What is expected -> Give the listing below again in full, exactly as written.

(Figure data in JSON)
——

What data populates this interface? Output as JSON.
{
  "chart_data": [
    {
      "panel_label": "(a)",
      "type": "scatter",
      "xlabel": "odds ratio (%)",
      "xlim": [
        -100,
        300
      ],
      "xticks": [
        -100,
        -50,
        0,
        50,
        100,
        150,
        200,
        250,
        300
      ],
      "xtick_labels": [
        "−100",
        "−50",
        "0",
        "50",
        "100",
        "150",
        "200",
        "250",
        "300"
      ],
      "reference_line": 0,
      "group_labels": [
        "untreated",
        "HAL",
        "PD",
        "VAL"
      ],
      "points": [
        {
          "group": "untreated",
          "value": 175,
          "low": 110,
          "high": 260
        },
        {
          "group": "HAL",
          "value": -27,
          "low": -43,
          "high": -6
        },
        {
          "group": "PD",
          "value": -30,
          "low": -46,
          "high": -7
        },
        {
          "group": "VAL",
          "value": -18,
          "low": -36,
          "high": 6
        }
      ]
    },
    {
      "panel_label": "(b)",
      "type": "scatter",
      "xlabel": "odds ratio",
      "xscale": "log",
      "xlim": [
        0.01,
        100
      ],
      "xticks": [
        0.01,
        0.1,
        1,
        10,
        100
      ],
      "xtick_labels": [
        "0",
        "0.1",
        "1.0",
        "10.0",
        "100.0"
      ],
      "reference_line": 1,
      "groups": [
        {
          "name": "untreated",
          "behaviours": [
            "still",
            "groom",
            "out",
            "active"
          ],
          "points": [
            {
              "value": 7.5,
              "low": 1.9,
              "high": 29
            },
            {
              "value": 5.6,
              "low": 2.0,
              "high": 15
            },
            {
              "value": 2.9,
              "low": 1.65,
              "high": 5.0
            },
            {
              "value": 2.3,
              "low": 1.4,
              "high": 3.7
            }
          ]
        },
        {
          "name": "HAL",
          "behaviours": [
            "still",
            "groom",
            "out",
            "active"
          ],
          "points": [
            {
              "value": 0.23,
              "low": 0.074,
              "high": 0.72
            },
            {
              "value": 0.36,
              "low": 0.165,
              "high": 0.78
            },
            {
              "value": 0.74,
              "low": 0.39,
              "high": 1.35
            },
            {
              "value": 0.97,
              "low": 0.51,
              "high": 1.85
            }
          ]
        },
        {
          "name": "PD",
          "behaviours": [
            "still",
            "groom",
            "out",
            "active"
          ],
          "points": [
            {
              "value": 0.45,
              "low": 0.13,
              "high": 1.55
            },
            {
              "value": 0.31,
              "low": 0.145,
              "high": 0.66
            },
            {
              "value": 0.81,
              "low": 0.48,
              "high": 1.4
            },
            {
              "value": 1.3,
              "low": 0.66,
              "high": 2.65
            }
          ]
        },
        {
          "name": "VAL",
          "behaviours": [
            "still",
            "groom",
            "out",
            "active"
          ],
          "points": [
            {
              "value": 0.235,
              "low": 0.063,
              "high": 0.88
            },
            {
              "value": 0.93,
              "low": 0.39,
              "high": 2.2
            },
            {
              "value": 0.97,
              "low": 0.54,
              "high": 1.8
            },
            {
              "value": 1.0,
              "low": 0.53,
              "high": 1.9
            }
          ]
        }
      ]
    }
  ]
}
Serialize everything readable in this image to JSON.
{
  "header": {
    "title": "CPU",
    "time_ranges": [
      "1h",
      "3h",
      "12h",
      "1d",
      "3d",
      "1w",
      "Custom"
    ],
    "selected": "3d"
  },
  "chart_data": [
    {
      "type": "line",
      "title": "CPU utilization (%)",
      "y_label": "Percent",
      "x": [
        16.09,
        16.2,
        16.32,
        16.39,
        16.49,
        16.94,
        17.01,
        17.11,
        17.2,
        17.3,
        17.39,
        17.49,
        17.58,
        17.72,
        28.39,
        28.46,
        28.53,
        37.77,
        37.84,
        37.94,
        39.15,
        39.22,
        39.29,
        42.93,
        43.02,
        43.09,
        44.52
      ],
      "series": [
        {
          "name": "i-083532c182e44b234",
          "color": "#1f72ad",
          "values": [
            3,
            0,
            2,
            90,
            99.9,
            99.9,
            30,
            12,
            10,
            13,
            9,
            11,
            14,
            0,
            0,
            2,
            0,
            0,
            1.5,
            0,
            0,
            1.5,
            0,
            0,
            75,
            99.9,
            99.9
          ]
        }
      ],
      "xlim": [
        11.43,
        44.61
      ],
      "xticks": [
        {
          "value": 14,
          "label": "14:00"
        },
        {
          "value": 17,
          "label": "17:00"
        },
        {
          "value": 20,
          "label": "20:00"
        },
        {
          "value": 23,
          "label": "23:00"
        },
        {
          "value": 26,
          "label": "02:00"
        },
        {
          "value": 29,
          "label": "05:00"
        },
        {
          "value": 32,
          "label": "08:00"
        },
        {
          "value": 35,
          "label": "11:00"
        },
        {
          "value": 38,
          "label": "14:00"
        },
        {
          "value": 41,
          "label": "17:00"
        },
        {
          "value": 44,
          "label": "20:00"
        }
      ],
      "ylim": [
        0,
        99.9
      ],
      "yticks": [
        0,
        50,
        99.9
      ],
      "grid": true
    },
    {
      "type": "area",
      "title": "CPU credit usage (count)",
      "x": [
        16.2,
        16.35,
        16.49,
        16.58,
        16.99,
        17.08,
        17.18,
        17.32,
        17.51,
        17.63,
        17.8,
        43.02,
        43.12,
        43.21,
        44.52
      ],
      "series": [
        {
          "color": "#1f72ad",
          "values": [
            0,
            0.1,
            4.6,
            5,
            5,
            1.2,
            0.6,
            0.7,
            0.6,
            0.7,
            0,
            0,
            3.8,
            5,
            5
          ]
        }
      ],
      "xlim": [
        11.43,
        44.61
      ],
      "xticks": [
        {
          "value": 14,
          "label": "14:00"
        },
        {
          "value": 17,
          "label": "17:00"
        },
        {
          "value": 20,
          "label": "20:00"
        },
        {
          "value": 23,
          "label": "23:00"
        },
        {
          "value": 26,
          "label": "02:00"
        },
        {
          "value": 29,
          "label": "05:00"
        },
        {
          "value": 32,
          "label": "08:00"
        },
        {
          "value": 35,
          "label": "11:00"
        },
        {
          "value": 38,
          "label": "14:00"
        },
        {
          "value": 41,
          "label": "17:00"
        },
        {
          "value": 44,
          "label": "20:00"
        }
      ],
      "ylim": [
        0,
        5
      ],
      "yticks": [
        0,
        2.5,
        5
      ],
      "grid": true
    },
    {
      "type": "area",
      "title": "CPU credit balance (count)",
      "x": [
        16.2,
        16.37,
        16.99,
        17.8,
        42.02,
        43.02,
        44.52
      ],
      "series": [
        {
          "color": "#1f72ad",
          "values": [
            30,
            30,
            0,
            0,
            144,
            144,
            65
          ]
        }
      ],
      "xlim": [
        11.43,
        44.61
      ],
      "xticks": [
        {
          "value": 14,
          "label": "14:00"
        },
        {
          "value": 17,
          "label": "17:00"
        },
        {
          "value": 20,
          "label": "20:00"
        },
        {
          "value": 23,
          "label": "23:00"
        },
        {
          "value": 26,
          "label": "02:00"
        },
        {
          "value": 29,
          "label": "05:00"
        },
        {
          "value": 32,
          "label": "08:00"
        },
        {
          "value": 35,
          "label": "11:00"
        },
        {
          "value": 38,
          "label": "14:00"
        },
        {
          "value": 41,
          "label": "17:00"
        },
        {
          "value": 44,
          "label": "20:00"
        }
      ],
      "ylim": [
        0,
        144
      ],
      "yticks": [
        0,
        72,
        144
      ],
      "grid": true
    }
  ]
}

——

Final result ->
What data populates this interface? Output as JSON.
{
  "chart_data": [
    {
      "panel_label": "(a)",
      "type": "scatter",
      "xlabel": "odds ratio (%)",
      "xlim": [
        -100,
        300
      ],
      "xticks": [
        -100,
        -50,
        0,
        50,
        100,
        150,
        200,
        250,
        300
      ],
      "xtick_labels": [
        "−100",
        "−50",
        "0",
        "50",
        "100",
        "150",
        "200",
        "250",
        "300"
      ],
      "reference_line": 0,
      "group_labels": [
        "untreated",
        "HAL",
        "PD",
        "VAL"
      ],
      "points": [
        {
          "group": "untreated",
          "value": 175,
          "low": 110,
          "high": 260
        },
        {
          "group": "HAL",
          "value": -27,
          "low": -43,
          "high": -6
        },
        {
          "group": "PD",
          "value": -30,
          "low": -46,
          "high": -7
        },
        {
          "group": "VAL",
          "value": -18,
          "low": -36,
          "high": 6
        }
      ]
    },
    {
      "panel_label": "(b)",
      "type": "scatter",
      "xlabel": "odds ratio",
      "xscale": "log",
      "xlim": [
        0.01,
        100
      ],
      "xticks": [
        0.01,
        0.1,
        1,
        10,
        100
      ],
      "xtick_labels": [
        "0",
        "0.1",
        "1.0",
        "10.0",
        "100.0"
      ],
      "reference_line": 1,
      "groups": [
        {
          "name": "untreated",
          "behaviours": [
            "still",
            "groom",
            "out",
            "active"
          ],
          "points": [
            {
              "value": 7.5,
              "low": 1.9,
              "high": 29
            },
            {
              "value": 5.6,
              "low": 2.0,
              "high": 15
            },
            {
              "value": 2.9,
              "low": 1.65,
              "high": 5.0
            },
            {
              "value": 2.3,
              "low": 1.4,
              "high": 3.7
            }
          ]
        },
        {
          "name": "HAL",
          "behaviours": [
            "still",
            "groom",
            "out",
            "active"
          ],
          "points": [
            {
              "value": 0.23,
              "low": 0.074,
              "high": 0.72
            },
            {
              "value": 0.36,
              "low": 0.165,
              "high": 0.78
            },
            {
              "value": 0.74,
              "low": 0.39,
              "high": 1.35
            },
            {
              "value": 0.97,
              "low": 0.51,
              "high": 1.85
            }
          ]
        },
        {
          "name": "PD",
          "behaviours": [
            "still",
            "groom",
            "out",
            "active"
          ],
          "points": [
            {
              "value": 0.45,
              "low": 0.13,
              "high": 1.55
            },
            {
              "value": 0.31,
              "low": 0.145,
              "high": 0.66
            },
            {
              "value": 0.81,
              "low": 0.48,
              "high": 1.4
            },
            {
              "value": 1.3,
              "low": 0.66,
              "high": 2.65
            }
          ]
        },
        {
          "name": "VAL",
          "behaviours": [
            "still",
            "groom",
            "out",
            "active"
          ],
          "points": [
            {
              "value": 0.235,
              "low": 0.063,
              "high": 0.88
            },
            {
              "value": 0.93,
              "low": 0.39,
              "high": 2.2
            },
            {
              "value": 0.97,
              "low": 0.54,
              "high": 1.8
            },
            {
              "value": 1.0,
              "low": 0.53,
              "high": 1.9
            }
          ]
        }
      ]
    }
  ]
}
Serialize everything readable in this image to JSON.
{
  "header": {
    "title": "CPU",
    "time_ranges": [
      "1h",
      "3h",
      "12h",
      "1d",
      "3d",
      "1w",
      "Custom"
    ],
    "selected": "3d"
  },
  "chart_data": [
    {
      "type": "line",
      "title": "CPU utilization (%)",
      "y_label": "Percent",
      "x": [
        16.09,
        16.2,
        16.32,
        16.39,
        16.49,
        16.94,
        17.01,
        17.11,
        17.2,
        17.3,
        17.39,
        17.49,
        17.58,
        17.72,
        28.39,
        28.46,
        28.53,
        37.77,
        37.84,
        37.94,
        39.15,
        39.22,
        39.29,
        42.93,
        43.02,
        43.09,
        44.52
      ],
      "series": [
        {
          "name": "i-083532c182e44b234",
          "color": "#1f72ad",
          "values": [
            3,
            0,
            2,
            90,
            99.9,
            99.9,
            30,
            12,
            10,
            13,
            9,
            11,
            14,
            0,
            0,
            2,
            0,
            0,
            1.5,
            0,
            0,
            1.5,
            0,
            0,
            75,
            99.9,
            99.9
          ]
        }
      ],
      "xlim": [
        11.43,
        44.61
      ],
      "xticks": [
        {
          "value": 14,
          "label": "14:00"
        },
        {
          "value": 17,
          "label": "17:00"
        },
        {
          "value": 20,
          "label": "20:00"
        },
        {
          "value": 23,
          "label": "23:00"
        },
        {
          "value": 26,
          "label": "02:00"
        },
        {
          "value": 29,
          "label": "05:00"
        },
        {
          "value": 32,
          "label": "08:00"
        },
        {
          "value": 35,
          "label": "11:00"
        },
        {
          "value": 38,
          "label": "14:00"
        },
        {
          "value": 41,
          "label": "17:00"
        },
        {
          "value": 44,
          "label": "20:00"
        }
      ],
      "ylim": [
        0,
        99.9
      ],
      "yticks": [
        0,
        50,
        99.9
      ],
      "grid": true
    },
    {
      "type": "area",
      "title": "CPU credit usage (count)",
      "x": [
        16.2,
        16.35,
        16.49,
        16.58,
        16.99,
        17.08,
        17.18,
        17.32,
        17.51,
        17.63,
        17.8,
        43.02,
        43.12,
        43.21,
        44.52
      ],
      "series": [
        {
          "color": "#1f72ad",
          "values": [
            0,
            0.1,
            4.6,
            5,
            5,
            1.2,
            0.6,
            0.7,
            0.6,
            0.7,
            0,
            0,
            3.8,
            5,
            5
          ]
        }
      ],
      "xlim": [
        11.43,
        44.61
      ],
      "xticks": [
        {
          "value": 14,
          "label": "14:00"
        },
        {
          "value": 17,
          "label": "17:00"
        },
        {
          "value": 20,
          "label": "20:00"
        },
        {
          "value": 23,
          "label": "23:00"
        },
        {
          "value": 26,
          "label": "02:00"
        },
        {
          "value": 29,
          "label": "05:00"
        },
        {
          "value": 32,
          "label": "08:00"
        },
        {
          "value": 35,
          "label": "11:00"
        },
        {
          "value": 38,
          "label": "14:00"
        },
        {
          "value": 41,
          "label": "17:00"
        },
        {
          "value": 44,
          "label": "20:00"
        }
      ],
      "ylim": [
        0,
        5
      ],
      "yticks": [
        0,
        2.5,
        5
      ],
      "grid": true
    },
    {
      "type": "area",
      "title": "CPU credit balance (count)",
      "x": [
        16.2,
        16.37,
        16.99,
        17.8,
        42.02,
        43.02,
        44.52
      ],
      "series": [
        {
          "color": "#1f72ad",
          "values": [
            30,
            30,
            0,
            0,
            144,
            144,
            65
          ]
        }
      ],
      "xlim": [
        11.43,
        44.61
      ],
      "xticks": [
        {
          "value": 14,
          "label": "14:00"
        },
        {
          "value": 17,
          "label": "17:00"
        },
        {
          "value": 20,
          "label": "20:00"
        },
        {
          "value": 23,
          "label": "23:00"
        },
        {
          "value": 26,
          "label": "02:00"
        },
        {
          "value": 29,
          "label": "05:00"
        },
        {
          "value": 32,
          "label": "08:00"
        },
        {
          "value": 35,
          "label": "11:00"
        },
        {
          "value": 38,
          "label": "14:00"
        },
        {
          "value": 41,
          "label": "17:00"
        },
        {
          "value": 44,
          "label": "20:00"
        }
      ],
      "ylim": [
        0,
        144
      ],
      "yticks": [
        0,
        72,
        144
      ],
      "grid": true
    }
  ]
}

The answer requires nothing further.